§ **Work to do**:
Tell how many lines have the string "What" in them, and write nothing besides the number.
-- Start Data section --
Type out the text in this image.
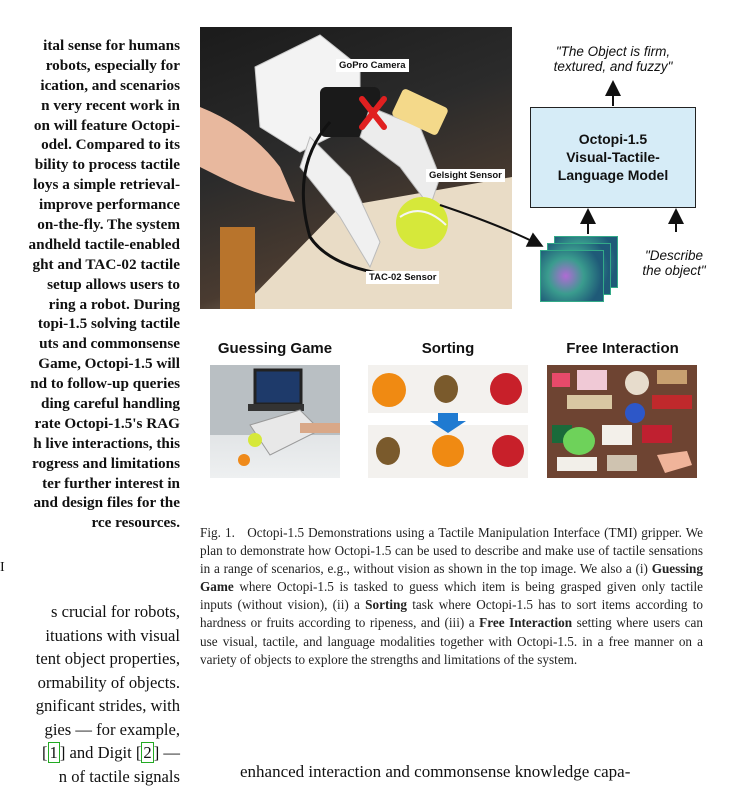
ital sense for humans
robots, especially for
ication, and scenarios
n very recent work in
on will feature Octopi-
odel. Compared to its
bility to process tactile
loys a simple retrieval-
improve performance
on-the-fly. The system
andheld tactile-enabled
ght and TAC-02 tactile
setup allows users to
ring a robot. During
topi-1.5 solving tactile
uts and commonsense
Game, Octopi-1.5 will
nd to follow-up queries
ding careful handling
rate Octopi-1.5's RAG
h live interactions, this
rogress and limitations
ter further interest in
and design files for the
rce resources.
I
s crucial for robots,
ituations with visual
tent object properties,
ormability of objects.
gnificant strides, with
gies — for example,
[ 1 ] and Digit [ 2 ] —
n of tactile signals
GoPro Camera
Gelsight Sensor
TAC-02 Sensor
"The Object is firm, textured, and fuzzy"
Octopi-1.5
Visual-Tactile-
Language Model
"Describe the object"
Guessing Game	Sorting	Free Interaction
Fig. 1. Octopi-1.5 Demonstrations using a Tactile Manipulation Interface (TMI) gripper. We plan to demonstrate how Octopi-1.5 can be used to describe and make use of tactile sensations in a range of scenarios, e.g., without vision as shown in the top image. We also a (i) Guessing Game where Octopi-1.5 is tasked to guess which item is being grasped given only tactile inputs (without vision), (ii) a Sorting task where Octopi-1.5 has to sort items according to hardness or fruits according to ripeness, and (iii) a Free Interaction setting where users can use visual, tactile, and language modalities together with Octopi-1.5. in a free manner on a variety of objects to explore the strengths and limitations of the system.
enhanced interaction and commonsense knowledge capa-
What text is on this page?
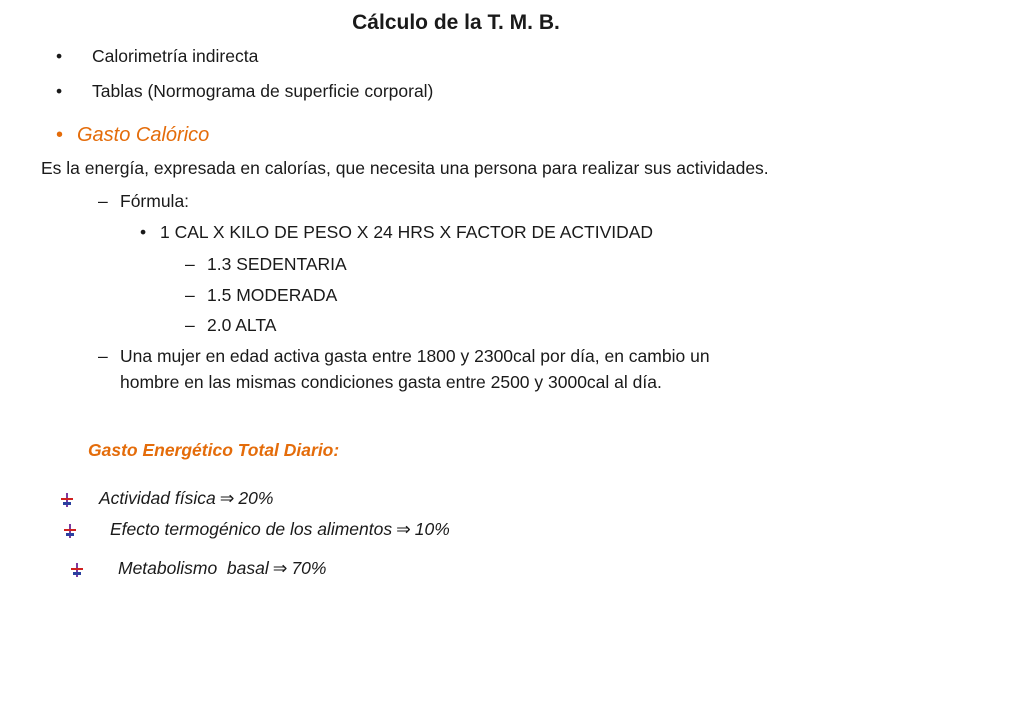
Cálculo de la T. M. B.
• Calorimetría indirecta
• Tablas (Normograma de superficie corporal)
• Gasto Calórico
Es la energía, expresada en calorías, que necesita una persona para realizar sus actividades.
– Fórmula:
• 1 CAL X KILO DE PESO X 24 HRS X FACTOR DE ACTIVIDAD
– 1.3 SEDENTARIA
– 1.5 MODERADA
– 2.0 ALTA
– Una mujer en edad activa gasta entre 1800 y 2300cal por día, en cambio un
hombre en las mismas condiciones gasta entre 2500 y 3000cal al día.
Gasto Energético Total Diario:
Actividad física ⇒ 20%
Efecto termogénico de los alimentos ⇒ 10%
Metabolismo  basal ⇒ 70%
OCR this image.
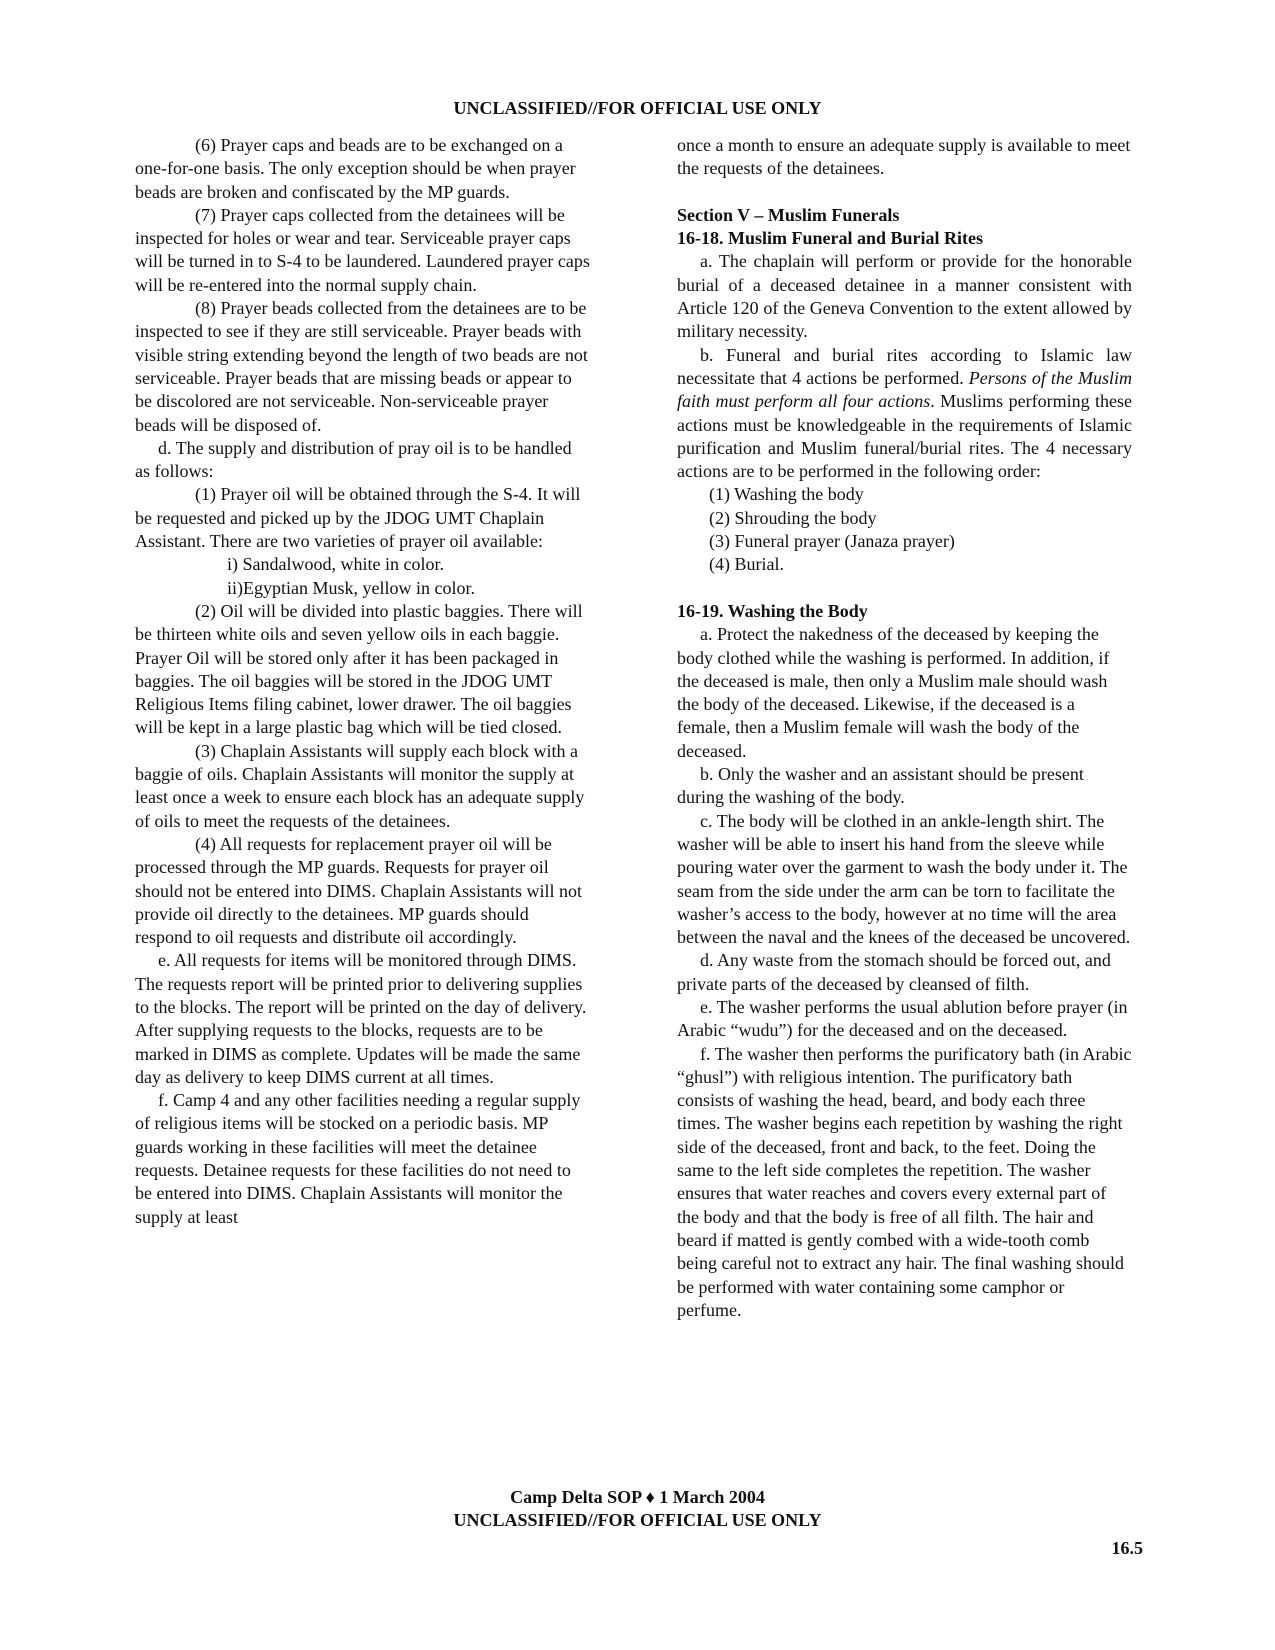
UNCLASSIFIED//FOR OFFICIAL USE ONLY

(6) Prayer caps and beads are to be exchanged on a one-for-one basis. The only exception should be when prayer beads are broken and confiscated by the MP guards.

(7) Prayer caps collected from the detainees will be inspected for holes or wear and tear. Serviceable prayer caps will be turned in to S-4 to be laundered. Laundered prayer caps will be re-entered into the normal supply chain.

(8) Prayer beads collected from the detainees are to be inspected to see if they are still serviceable. Prayer beads with visible string extending beyond the length of two beads are not serviceable. Prayer beads that are missing beads or appear to be discolored are not serviceable. Non-serviceable prayer beads will be disposed of.

d. The supply and distribution of pray oil is to be handled as follows:

(1) Prayer oil will be obtained through the S-4. It will be requested and picked up by the JDOG UMT Chaplain Assistant. There are two varieties of prayer oil available:

i) Sandalwood, white in color.

ii)Egyptian Musk, yellow in color.

(2) Oil will be divided into plastic baggies. There will be thirteen white oils and seven yellow oils in each baggie. Prayer Oil will be stored only after it has been packaged in baggies. The oil baggies will be stored in the JDOG UMT Religious Items filing cabinet, lower drawer. The oil baggies will be kept in a large plastic bag which will be tied closed.

(3) Chaplain Assistants will supply each block with a baggie of oils. Chaplain Assistants will monitor the supply at least once a week to ensure each block has an adequate supply of oils to meet the requests of the detainees.

(4) All requests for replacement prayer oil will be processed through the MP guards. Requests for prayer oil should not be entered into DIMS. Chaplain Assistants will not provide oil directly to the detainees. MP guards should respond to oil requests and distribute oil accordingly.

e. All requests for items will be monitored through DIMS. The requests report will be printed prior to delivering supplies to the blocks. The report will be printed on the day of delivery. After supplying requests to the blocks, requests are to be marked in DIMS as complete. Updates will be made the same day as delivery to keep DIMS current at all times.

f. Camp 4 and any other facilities needing a regular supply of religious items will be stocked on a periodic basis. MP guards working in these facilities will meet the detainee requests. Detainee requests for these facilities do not need to be entered into DIMS. Chaplain Assistants will monitor the supply at least

once a month to ensure an adequate supply is available to meet the requests of the detainees.

Section V – Muslim Funerals

16-18. Muslim Funeral and Burial Rites

a. The chaplain will perform or provide for the honorable burial of a deceased detainee in a manner consistent with Article 120 of the Geneva Convention to the extent allowed by military necessity.

b. Funeral and burial rites according to Islamic law necessitate that 4 actions be performed. Persons of the Muslim faith must perform all four actions. Muslims performing these actions must be knowledgeable in the requirements of Islamic purification and Muslim funeral/burial rites. The 4 necessary actions are to be performed in the following order:

(1) Washing the body

(2) Shrouding the body

(3) Funeral prayer (Janaza prayer)

(4) Burial.

16-19. Washing the Body

a. Protect the nakedness of the deceased by keeping the body clothed while the washing is performed. In addition, if the deceased is male, then only a Muslim male should wash the body of the deceased. Likewise, if the deceased is a female, then a Muslim female will wash the body of the deceased.

b. Only the washer and an assistant should be present during the washing of the body.

c. The body will be clothed in an ankle-length shirt. The washer will be able to insert his hand from the sleeve while pouring water over the garment to wash the body under it. The seam from the side under the arm can be torn to facilitate the washer’s access to the body, however at no time will the area between the naval and the knees of the deceased be uncovered.

d. Any waste from the stomach should be forced out, and private parts of the deceased by cleansed of filth.

e. The washer performs the usual ablution before prayer (in Arabic “wudu”) for the deceased and on the deceased.

f. The washer then performs the purificatory bath (in Arabic “ghusl”) with religious intention. The purificatory bath consists of washing the head, beard, and body each three times. The washer begins each repetition by washing the right side of the deceased, front and back, to the feet. Doing the same to the left side completes the repetition. The washer ensures that water reaches and covers every external part of the body and that the body is free of all filth. The hair and beard if matted is gently combed with a wide-tooth comb being careful not to extract any hair. The final washing should be performed with water containing some camphor or perfume.

Camp Delta SOP ♦ 1 March 2004
UNCLASSIFIED//FOR OFFICIAL USE ONLY
16.5
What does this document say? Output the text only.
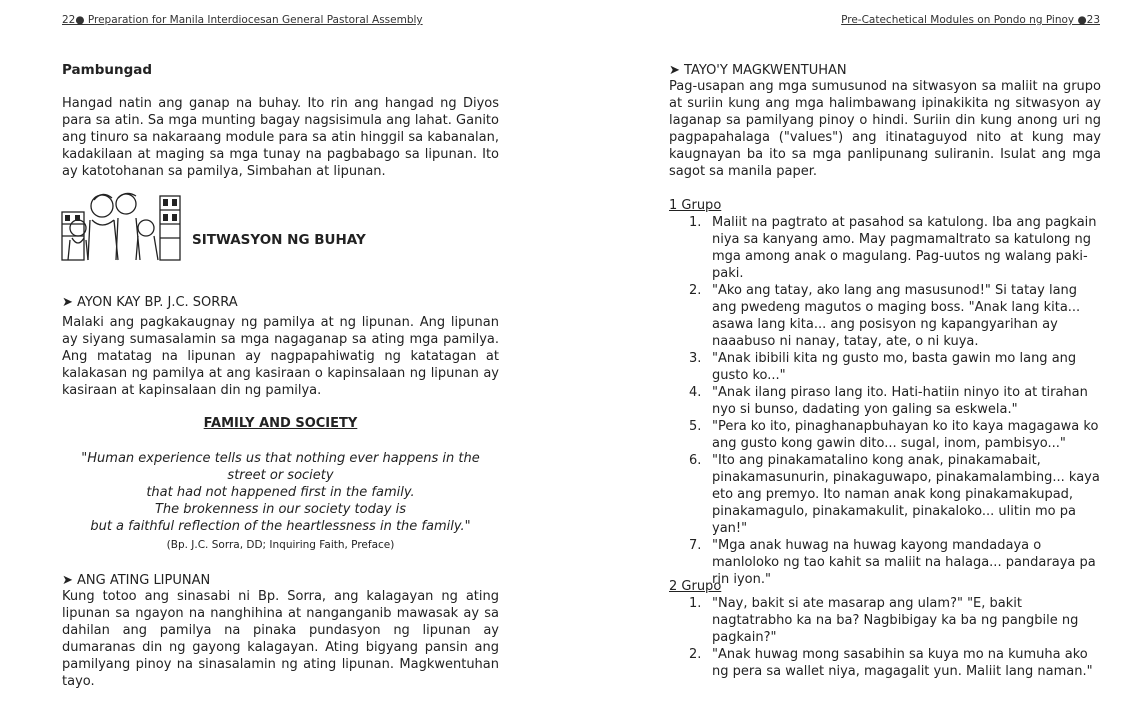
22● Preparation for Manila Interdiocesan General Pastoral Assembly

Pambungad

Hangad natin ang ganap na buhay. Ito rin ang hangad ng Diyos para sa atin. Sa mga munting bagay nagsisimula ang lahat. Ganito ang tinuro sa nakaraang module para sa atin hinggil sa kabanalan, kadakilaan at maging sa mga tunay na pagbabago sa lipunan. Ito ay katotohanan sa pamilya, Simbahan at lipunan.
SITWASYON NG BUHAY
➤ AYON KAY BP. J.C. SORRA
Malaki ang pagkakaugnay ng pamilya at ng lipunan. Ang lipunan ay siyang sumasalamin sa mga nagaganap sa ating mga pamilya. Ang matatag na lipunan ay nagpapahiwatig ng katatagan at kalakasan ng pamilya at ang kasiraan o kapinsalaan ng lipunan ay kasiraan at kapinsalaan din ng pamilya.
FAMILY AND SOCIETY

"Human experience tells us that nothing ever happens in the

street or society

that had not happened first in the family.

The brokenness in our society today is

but a faithful reflection of the heartlessness in the family."

(Bp. J.C. Sorra, DD; Inquiring Faith, Preface)

➤ ANG ATING LIPUNAN
Kung totoo ang sinasabi ni Bp. Sorra, ang kalagayan ng ating lipunan sa ngayon na nanghihina at nanganganib mawasak ay sa dahilan ang pamilya na pinaka pundasyon ng lipunan ay dumaranas din ng gayong kalagayan. Ating bigyang pansin ang pamilyang pinoy na sinasalamin ng ating lipunan. Magkwentuhan tayo.
Pre-Catechetical Modules on Pondo ng Pinoy ●23
➤ TAYO'Y MAGKWENTUHAN
Pag-usapan ang mga sumusunod na sitwasyon sa maliit na grupo at suriin kung ang mga halimbawang ipinakikita ng sitwasyon ay laganap sa pamilyang pinoy o hindi. Suriin din kung anong uri ng pagpapahalaga ("values") ang itinataguyod nito at kung may kaugnayan ba ito sa mga panlipunang suliranin. Isulat ang mga sagot sa manila paper.

1 Grupo

1. Maliit na pagtrato at pasahod sa katulong. Iba ang pagkain niya sa kanyang amo. May pagmamaltrato sa katulong ng mga among anak o magulang. Pag-uutos ng walang paki-paki.
2. "Ako ang tatay, ako lang ang masusunod!" Si tatay lang ang pwedeng magutos o maging boss. "Anak lang kita... asawa lang kita... ang posisyon ng kapangyarihan ay naaabuso ni nanay, tatay, ate, o ni kuya.
3. "Anak ibibili kita ng gusto mo, basta gawin mo lang ang gusto ko..."
4. "Anak ilang piraso lang ito. Hati-hatiin ninyo ito at tirahan nyo si bunso, dadating yon galing sa eskwela."
5. "Pera ko ito, pinaghanapbuhayan ko ito kaya magagawa ko ang gusto kong gawin dito... sugal, inom, pambisyo..."
6. "Ito ang pinakamatalino kong anak, pinakamabait, pinakamasunurin, pinakaguwapo, pinakamalambing... kaya eto ang premyo. Ito naman anak kong pinakamakupad, pinakamagulo, pinakamakulit, pinakaloko... ulitin mo pa yan!"
7. "Mga anak huwag na huwag kayong mandadaya o manloloko ng tao kahit sa maliit na halaga... pandaraya pa rin iyon."

2 Grupo

1. "Nay, bakit si ate masarap ang ulam?" "E, bakit nagtatrabho ka na ba? Nagbibigay ka ba ng pangbile ng pagkain?"
2. "Anak huwag mong sasabihin sa kuya mo na kumuha ako ng pera sa wallet niya, magagalit yun. Maliit lang naman."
-- End Data section --
§ **Output**:
2